== Task to complete ==
Please count the lines in the items below that contain the word "cost", treating uppercase and lowercase as different, and give only the number.

_ _ _ _ _

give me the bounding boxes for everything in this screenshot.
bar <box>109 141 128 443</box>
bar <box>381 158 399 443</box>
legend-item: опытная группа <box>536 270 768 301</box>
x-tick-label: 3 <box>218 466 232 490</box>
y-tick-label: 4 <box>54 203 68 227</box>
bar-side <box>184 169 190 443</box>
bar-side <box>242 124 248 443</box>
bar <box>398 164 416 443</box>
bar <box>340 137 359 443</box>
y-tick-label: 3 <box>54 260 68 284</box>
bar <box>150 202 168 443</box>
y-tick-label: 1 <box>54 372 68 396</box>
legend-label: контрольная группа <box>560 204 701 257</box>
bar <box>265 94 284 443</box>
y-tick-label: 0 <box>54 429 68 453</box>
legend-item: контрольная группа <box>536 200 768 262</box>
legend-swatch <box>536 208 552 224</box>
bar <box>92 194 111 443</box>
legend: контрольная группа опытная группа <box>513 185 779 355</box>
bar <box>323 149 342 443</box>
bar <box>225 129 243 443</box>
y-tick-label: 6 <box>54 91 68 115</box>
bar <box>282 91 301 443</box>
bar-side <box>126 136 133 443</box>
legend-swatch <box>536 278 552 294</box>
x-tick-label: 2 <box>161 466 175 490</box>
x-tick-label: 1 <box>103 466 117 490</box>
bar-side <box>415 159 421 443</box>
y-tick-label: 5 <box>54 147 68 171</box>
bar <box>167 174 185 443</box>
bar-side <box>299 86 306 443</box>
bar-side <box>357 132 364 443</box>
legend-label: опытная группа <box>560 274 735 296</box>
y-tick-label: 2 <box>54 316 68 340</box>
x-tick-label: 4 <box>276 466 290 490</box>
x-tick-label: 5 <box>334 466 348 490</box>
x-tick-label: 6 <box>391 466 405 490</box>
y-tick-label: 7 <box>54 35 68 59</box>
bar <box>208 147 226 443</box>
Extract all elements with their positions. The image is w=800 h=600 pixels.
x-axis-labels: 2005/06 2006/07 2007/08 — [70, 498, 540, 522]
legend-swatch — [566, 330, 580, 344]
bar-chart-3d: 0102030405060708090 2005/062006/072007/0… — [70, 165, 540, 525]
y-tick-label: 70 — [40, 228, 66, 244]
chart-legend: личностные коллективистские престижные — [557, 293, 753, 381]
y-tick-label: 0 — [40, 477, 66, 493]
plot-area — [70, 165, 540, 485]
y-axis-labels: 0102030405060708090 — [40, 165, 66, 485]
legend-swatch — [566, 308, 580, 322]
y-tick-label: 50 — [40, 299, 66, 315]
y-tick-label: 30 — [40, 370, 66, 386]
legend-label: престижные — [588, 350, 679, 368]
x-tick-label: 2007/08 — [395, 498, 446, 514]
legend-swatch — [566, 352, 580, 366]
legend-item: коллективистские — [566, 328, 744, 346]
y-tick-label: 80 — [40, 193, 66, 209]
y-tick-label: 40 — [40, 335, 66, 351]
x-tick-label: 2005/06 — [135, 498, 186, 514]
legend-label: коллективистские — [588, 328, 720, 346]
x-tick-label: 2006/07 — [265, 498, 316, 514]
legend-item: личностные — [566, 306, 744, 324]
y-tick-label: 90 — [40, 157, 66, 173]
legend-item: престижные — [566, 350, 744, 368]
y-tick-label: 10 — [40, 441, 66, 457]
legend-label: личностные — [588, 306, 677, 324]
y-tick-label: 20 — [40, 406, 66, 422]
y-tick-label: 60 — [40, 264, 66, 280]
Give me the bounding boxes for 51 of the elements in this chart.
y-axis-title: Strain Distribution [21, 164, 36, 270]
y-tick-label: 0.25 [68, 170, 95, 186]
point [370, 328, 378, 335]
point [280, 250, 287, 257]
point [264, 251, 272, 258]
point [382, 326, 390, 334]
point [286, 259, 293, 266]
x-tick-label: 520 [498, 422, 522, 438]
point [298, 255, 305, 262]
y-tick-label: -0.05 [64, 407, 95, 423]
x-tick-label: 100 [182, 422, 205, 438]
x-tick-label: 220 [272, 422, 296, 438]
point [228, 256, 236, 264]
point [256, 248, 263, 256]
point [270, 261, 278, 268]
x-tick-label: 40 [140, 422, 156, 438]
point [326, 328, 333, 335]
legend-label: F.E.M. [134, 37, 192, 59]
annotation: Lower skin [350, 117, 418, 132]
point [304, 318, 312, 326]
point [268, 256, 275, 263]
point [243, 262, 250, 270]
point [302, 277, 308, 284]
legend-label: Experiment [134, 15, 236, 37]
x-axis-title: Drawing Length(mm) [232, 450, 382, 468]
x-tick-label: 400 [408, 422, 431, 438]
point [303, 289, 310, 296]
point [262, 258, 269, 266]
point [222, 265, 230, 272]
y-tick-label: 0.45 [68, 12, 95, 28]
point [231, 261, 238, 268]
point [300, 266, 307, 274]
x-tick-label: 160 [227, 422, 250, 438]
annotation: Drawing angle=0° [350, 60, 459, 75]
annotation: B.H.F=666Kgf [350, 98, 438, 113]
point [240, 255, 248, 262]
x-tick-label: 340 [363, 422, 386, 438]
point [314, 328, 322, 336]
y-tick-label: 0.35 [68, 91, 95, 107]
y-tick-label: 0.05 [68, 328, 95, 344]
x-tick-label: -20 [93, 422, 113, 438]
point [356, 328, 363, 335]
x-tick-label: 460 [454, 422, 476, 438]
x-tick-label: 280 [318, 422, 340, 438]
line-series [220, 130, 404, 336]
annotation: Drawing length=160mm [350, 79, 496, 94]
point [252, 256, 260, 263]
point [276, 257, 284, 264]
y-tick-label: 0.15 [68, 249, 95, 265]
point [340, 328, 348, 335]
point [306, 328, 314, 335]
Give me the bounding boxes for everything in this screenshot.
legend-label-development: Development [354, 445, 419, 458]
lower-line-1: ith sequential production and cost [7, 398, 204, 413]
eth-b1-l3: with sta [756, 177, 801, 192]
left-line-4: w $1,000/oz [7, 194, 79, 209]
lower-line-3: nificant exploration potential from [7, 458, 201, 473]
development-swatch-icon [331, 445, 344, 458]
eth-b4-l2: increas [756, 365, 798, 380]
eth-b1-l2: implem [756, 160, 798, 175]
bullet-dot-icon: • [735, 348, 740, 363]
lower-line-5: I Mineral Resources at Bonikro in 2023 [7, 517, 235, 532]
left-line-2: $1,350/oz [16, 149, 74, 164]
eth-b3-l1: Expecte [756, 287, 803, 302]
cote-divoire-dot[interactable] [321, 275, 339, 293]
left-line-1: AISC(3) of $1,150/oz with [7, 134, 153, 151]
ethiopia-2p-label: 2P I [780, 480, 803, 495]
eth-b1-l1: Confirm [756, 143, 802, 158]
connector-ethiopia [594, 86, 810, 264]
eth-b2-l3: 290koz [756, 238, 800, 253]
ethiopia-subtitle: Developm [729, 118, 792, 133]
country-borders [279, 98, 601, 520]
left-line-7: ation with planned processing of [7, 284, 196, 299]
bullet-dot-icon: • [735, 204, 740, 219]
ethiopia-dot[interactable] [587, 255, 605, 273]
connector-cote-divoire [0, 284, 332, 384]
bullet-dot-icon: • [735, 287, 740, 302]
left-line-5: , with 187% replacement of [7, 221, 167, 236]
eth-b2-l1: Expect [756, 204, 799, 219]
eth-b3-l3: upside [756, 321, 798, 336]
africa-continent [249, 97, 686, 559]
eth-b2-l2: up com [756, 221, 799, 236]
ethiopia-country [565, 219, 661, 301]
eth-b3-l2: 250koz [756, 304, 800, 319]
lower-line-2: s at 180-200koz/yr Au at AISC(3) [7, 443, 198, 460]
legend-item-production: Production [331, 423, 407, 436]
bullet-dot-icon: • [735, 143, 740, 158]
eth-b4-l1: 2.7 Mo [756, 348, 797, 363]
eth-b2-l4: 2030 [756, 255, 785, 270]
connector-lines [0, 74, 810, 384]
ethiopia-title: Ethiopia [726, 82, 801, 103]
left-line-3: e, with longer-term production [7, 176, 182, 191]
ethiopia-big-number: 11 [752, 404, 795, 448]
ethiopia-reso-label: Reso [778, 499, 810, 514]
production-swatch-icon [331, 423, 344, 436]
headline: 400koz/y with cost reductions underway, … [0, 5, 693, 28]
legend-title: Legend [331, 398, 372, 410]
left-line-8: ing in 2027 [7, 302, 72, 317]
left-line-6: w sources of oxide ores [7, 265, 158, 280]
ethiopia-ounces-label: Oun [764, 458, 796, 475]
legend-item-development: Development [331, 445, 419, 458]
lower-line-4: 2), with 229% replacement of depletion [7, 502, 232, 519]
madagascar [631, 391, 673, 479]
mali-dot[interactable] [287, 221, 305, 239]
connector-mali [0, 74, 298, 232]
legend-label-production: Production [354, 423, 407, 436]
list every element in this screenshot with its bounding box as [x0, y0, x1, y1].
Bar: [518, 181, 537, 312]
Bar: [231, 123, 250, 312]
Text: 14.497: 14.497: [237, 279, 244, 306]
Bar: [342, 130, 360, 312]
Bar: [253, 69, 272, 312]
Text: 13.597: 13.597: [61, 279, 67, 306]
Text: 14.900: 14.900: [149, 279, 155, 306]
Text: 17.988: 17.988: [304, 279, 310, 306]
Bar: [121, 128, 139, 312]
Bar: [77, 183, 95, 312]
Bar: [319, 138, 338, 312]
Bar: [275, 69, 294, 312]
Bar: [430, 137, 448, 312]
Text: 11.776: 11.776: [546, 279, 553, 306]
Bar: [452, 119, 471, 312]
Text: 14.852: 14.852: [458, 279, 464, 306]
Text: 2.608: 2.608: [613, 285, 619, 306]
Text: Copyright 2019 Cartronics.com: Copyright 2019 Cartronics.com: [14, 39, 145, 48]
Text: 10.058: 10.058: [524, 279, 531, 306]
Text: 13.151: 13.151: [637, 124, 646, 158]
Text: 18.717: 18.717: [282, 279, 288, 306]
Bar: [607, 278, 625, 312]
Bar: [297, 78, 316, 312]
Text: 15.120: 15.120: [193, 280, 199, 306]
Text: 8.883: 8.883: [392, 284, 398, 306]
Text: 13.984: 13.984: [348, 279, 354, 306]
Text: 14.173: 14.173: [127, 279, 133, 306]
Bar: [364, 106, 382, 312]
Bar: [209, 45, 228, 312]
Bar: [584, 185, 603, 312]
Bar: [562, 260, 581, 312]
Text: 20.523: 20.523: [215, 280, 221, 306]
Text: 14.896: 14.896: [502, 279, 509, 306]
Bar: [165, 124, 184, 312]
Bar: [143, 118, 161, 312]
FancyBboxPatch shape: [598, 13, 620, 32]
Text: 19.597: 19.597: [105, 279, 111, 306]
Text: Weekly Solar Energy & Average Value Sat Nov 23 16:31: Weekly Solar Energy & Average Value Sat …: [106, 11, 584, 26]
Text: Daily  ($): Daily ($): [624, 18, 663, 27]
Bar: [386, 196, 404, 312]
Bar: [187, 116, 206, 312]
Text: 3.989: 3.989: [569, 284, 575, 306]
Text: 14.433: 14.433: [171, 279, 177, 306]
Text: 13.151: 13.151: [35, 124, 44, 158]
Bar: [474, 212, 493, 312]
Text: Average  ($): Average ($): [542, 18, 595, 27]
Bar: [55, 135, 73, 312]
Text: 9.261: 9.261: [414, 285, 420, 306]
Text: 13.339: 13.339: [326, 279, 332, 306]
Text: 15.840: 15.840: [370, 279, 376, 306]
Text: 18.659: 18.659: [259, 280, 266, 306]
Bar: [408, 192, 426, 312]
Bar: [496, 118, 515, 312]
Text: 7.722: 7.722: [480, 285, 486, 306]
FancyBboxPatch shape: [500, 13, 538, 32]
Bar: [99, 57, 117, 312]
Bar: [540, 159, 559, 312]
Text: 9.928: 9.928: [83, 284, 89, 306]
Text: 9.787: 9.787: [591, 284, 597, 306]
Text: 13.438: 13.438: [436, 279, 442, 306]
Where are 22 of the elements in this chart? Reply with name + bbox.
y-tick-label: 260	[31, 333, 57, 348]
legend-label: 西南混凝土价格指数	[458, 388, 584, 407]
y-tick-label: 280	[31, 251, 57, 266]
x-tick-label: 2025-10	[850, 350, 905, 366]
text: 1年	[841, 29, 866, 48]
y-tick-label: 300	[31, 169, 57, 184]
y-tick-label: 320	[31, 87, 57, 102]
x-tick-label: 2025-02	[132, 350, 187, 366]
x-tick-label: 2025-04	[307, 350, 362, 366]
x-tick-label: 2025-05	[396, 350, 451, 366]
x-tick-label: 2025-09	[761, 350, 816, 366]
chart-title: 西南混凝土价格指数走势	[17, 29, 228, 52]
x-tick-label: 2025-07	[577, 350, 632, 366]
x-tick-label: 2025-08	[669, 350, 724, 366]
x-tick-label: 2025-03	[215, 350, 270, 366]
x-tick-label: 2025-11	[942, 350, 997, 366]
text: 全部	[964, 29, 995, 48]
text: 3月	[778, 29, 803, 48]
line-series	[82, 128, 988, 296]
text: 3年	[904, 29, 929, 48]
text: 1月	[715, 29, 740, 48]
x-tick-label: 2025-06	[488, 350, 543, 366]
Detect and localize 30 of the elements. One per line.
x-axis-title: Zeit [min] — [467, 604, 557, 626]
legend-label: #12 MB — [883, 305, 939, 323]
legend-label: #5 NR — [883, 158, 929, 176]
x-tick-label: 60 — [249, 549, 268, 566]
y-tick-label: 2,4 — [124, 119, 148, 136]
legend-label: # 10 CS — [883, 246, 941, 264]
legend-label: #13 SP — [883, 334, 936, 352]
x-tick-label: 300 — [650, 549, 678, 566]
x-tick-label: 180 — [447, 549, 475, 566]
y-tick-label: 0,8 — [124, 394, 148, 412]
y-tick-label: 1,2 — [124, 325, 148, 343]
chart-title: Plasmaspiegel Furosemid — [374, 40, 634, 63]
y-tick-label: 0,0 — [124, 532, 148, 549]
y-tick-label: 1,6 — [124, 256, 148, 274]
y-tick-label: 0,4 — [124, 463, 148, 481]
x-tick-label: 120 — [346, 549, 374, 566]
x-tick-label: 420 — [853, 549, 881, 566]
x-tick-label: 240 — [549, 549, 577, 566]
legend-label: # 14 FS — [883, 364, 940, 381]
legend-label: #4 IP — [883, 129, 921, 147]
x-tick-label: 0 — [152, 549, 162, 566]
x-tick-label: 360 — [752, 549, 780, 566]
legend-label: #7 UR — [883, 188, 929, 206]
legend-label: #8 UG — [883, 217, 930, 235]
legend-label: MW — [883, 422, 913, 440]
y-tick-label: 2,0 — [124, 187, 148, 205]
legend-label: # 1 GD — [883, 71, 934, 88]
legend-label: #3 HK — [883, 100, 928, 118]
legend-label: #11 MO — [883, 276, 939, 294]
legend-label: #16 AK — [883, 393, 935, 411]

_ _ _ _ _

== Completed task ==
2